═══ SUPPLIED ENTRIES
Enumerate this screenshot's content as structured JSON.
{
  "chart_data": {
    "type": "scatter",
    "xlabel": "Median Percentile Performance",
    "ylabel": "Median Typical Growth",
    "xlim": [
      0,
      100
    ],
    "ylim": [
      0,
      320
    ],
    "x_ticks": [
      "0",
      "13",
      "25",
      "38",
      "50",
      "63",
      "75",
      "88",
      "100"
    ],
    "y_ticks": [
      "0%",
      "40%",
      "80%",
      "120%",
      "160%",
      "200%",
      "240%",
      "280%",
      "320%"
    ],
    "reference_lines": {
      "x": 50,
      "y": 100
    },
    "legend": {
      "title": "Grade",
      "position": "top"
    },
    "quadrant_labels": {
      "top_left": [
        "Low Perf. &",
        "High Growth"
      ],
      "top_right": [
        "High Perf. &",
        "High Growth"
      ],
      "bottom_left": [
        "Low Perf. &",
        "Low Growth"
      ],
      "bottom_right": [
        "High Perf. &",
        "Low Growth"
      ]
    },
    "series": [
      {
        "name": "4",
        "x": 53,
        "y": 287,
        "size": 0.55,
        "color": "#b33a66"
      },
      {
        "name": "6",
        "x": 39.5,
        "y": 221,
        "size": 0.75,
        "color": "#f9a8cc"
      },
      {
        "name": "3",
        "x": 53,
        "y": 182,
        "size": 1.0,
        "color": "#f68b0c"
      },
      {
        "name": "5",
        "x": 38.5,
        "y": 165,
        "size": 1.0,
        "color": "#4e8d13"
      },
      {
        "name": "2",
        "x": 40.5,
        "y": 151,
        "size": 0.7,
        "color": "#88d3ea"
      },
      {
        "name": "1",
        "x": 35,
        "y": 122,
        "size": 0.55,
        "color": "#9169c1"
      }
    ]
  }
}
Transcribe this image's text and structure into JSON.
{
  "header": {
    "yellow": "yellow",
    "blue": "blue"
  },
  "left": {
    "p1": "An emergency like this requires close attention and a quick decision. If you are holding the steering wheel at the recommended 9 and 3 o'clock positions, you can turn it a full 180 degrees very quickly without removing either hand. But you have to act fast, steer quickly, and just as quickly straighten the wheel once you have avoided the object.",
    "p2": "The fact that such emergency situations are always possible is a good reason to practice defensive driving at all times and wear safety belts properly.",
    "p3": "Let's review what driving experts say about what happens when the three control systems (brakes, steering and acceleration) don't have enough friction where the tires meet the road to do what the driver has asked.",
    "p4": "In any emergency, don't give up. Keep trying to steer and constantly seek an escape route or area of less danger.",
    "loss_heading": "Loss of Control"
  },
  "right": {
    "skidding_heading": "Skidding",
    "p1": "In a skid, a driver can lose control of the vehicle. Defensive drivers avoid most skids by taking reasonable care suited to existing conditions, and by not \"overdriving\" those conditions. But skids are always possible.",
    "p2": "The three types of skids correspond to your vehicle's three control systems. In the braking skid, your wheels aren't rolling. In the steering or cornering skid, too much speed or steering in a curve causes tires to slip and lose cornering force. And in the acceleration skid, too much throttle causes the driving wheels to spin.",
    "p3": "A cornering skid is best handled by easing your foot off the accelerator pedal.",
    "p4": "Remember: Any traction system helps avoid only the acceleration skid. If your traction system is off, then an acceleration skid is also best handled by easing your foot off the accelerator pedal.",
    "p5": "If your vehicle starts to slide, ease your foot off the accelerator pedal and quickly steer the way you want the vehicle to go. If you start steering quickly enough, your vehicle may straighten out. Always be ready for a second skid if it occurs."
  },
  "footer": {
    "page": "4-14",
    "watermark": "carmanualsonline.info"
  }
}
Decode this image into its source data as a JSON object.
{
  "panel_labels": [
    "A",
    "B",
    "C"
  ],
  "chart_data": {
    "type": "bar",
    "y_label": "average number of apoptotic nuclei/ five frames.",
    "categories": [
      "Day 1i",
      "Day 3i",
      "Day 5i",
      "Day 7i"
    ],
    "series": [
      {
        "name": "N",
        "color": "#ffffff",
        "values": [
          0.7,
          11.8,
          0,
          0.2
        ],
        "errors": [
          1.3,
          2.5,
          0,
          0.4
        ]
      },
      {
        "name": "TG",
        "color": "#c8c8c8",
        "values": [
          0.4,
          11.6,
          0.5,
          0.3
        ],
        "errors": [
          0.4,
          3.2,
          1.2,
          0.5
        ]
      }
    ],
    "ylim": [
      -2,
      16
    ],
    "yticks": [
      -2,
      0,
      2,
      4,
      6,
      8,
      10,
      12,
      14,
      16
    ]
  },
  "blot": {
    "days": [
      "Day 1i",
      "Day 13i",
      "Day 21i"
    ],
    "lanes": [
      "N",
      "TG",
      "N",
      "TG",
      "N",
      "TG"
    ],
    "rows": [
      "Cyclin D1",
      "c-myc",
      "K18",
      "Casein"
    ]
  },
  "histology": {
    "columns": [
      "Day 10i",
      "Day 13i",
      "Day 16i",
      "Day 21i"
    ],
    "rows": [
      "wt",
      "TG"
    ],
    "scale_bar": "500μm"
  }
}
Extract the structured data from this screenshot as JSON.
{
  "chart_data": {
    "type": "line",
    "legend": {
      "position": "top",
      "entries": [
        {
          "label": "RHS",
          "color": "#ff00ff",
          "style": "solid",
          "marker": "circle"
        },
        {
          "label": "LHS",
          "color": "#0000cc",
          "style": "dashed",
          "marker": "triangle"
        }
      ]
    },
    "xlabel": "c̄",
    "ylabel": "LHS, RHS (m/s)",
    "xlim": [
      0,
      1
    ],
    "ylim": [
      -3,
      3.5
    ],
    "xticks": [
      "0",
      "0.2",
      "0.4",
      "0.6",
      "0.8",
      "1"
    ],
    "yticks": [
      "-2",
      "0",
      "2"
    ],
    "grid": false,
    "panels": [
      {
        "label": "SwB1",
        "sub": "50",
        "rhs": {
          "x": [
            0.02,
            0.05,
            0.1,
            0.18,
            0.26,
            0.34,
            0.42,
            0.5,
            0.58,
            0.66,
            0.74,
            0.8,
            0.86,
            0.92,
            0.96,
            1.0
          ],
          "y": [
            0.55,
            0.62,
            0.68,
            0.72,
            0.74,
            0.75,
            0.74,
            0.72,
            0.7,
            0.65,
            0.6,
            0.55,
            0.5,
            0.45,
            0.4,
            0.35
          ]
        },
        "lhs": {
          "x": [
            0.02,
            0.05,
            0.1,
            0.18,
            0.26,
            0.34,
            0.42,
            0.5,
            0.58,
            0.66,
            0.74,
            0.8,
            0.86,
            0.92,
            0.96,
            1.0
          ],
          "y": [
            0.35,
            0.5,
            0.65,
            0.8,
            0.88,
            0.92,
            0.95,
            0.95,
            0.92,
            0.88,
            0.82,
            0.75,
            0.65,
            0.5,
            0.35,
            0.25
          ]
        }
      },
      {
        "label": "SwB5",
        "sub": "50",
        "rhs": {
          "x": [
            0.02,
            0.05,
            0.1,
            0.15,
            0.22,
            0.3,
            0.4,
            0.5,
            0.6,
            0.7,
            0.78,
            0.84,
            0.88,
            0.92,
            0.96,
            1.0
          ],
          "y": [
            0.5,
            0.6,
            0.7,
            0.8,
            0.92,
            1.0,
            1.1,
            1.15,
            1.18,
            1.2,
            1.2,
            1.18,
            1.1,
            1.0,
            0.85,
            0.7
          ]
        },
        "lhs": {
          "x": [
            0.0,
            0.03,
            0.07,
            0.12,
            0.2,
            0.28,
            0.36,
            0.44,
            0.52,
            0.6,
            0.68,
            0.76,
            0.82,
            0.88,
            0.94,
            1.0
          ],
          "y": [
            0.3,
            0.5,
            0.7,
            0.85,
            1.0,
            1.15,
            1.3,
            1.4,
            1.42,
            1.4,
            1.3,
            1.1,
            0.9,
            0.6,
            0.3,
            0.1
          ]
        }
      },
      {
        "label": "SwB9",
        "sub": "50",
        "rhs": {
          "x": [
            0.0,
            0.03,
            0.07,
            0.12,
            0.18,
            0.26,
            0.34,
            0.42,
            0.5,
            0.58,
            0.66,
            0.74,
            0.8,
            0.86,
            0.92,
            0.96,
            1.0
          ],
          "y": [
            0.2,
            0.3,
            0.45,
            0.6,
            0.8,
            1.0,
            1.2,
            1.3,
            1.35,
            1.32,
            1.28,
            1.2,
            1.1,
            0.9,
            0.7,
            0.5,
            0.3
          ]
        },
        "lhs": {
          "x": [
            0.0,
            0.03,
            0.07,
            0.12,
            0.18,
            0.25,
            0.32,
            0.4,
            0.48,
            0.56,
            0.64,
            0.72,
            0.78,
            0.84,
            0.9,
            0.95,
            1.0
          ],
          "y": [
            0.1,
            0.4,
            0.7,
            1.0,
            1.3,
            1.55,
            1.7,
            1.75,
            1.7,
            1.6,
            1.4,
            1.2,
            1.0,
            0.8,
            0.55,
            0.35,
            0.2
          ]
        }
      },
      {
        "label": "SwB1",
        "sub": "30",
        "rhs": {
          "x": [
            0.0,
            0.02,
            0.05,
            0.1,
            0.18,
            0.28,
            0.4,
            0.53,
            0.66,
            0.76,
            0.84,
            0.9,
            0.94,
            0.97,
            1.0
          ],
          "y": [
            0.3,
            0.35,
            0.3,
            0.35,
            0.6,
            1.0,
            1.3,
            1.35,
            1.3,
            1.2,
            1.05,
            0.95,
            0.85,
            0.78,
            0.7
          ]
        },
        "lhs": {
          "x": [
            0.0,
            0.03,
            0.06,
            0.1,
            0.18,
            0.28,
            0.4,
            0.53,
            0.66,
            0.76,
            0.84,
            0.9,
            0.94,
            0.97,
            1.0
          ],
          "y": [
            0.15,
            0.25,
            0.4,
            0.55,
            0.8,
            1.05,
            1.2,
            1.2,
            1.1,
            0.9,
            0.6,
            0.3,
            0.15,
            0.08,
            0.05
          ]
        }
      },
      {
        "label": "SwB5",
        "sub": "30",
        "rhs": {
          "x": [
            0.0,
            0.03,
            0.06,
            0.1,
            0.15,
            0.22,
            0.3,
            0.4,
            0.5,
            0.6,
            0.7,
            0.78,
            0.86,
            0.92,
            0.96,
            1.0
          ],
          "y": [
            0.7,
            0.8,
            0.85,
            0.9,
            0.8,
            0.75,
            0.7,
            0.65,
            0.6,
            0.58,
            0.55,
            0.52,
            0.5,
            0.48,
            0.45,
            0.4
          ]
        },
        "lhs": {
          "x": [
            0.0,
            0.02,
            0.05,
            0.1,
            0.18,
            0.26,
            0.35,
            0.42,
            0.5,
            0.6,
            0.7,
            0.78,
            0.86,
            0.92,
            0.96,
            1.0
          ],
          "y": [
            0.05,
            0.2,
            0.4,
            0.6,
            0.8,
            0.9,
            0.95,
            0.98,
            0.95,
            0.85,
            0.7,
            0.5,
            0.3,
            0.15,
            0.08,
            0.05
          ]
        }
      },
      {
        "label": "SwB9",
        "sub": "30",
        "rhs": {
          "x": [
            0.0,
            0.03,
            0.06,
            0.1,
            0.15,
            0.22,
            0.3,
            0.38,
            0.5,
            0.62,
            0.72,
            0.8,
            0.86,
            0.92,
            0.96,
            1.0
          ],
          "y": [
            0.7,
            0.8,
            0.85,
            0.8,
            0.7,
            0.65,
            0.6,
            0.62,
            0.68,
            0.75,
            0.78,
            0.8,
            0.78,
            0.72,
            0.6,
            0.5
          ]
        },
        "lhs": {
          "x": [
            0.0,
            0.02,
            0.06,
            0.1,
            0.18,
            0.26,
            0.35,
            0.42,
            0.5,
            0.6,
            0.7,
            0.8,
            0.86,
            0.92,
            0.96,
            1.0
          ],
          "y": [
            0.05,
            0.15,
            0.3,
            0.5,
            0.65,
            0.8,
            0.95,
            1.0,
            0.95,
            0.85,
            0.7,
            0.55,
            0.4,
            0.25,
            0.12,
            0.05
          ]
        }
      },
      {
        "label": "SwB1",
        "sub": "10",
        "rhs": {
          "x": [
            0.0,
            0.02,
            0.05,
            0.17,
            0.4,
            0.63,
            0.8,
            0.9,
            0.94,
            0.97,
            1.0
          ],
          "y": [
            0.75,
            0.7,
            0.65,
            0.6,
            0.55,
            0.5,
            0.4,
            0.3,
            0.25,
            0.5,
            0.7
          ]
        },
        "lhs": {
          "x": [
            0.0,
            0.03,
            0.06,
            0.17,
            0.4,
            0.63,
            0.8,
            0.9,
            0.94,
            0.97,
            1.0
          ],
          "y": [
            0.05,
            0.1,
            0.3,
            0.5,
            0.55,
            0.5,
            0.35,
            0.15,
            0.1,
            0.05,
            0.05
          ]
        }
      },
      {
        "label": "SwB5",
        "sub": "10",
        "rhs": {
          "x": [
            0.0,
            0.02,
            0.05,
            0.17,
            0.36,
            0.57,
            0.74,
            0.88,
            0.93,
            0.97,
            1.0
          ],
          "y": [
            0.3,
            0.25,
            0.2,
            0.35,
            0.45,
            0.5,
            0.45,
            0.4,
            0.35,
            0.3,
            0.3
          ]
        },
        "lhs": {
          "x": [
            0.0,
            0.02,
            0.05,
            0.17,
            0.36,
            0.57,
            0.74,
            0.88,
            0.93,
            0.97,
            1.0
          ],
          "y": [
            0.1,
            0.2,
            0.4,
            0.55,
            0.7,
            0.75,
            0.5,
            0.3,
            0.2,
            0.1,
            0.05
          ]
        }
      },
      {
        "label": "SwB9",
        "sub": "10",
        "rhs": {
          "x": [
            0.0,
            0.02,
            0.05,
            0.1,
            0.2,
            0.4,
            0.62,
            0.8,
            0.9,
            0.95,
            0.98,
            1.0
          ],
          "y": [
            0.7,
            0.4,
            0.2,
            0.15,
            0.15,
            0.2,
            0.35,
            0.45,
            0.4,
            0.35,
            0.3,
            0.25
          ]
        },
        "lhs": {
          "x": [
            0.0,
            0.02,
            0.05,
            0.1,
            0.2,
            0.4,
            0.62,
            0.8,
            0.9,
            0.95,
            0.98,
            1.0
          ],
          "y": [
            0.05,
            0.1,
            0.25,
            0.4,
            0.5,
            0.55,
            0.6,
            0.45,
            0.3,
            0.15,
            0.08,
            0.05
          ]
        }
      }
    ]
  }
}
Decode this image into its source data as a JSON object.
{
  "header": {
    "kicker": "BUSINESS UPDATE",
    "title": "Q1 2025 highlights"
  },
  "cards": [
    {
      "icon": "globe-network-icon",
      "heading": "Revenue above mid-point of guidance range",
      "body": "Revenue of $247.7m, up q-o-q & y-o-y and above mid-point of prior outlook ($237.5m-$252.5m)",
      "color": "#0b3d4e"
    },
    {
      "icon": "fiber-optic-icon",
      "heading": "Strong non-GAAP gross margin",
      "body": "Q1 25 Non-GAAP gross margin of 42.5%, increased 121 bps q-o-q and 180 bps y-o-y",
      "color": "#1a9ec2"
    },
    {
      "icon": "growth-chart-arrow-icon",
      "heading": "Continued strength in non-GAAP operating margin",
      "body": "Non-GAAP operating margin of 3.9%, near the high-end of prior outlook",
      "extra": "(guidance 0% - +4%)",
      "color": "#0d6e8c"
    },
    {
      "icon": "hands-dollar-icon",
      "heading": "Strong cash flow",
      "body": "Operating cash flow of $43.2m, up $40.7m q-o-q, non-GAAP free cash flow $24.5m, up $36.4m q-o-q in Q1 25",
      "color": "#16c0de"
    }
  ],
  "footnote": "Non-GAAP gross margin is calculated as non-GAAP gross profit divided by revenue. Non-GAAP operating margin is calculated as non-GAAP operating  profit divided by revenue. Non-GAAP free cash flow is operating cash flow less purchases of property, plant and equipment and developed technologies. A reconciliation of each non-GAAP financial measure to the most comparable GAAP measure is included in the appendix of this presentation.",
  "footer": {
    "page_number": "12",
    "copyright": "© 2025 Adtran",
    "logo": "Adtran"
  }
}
══════
--- PROBLEM DESCRIPTION ---
Which lines hold the word "icon"? Copy all of them.

--- TASK RESULT ---
      "icon": "globe-network-icon",
      "icon": "fiber-optic-icon",
      "icon": "growth-chart-arrow-icon",
      "icon": "hands-dollar-icon",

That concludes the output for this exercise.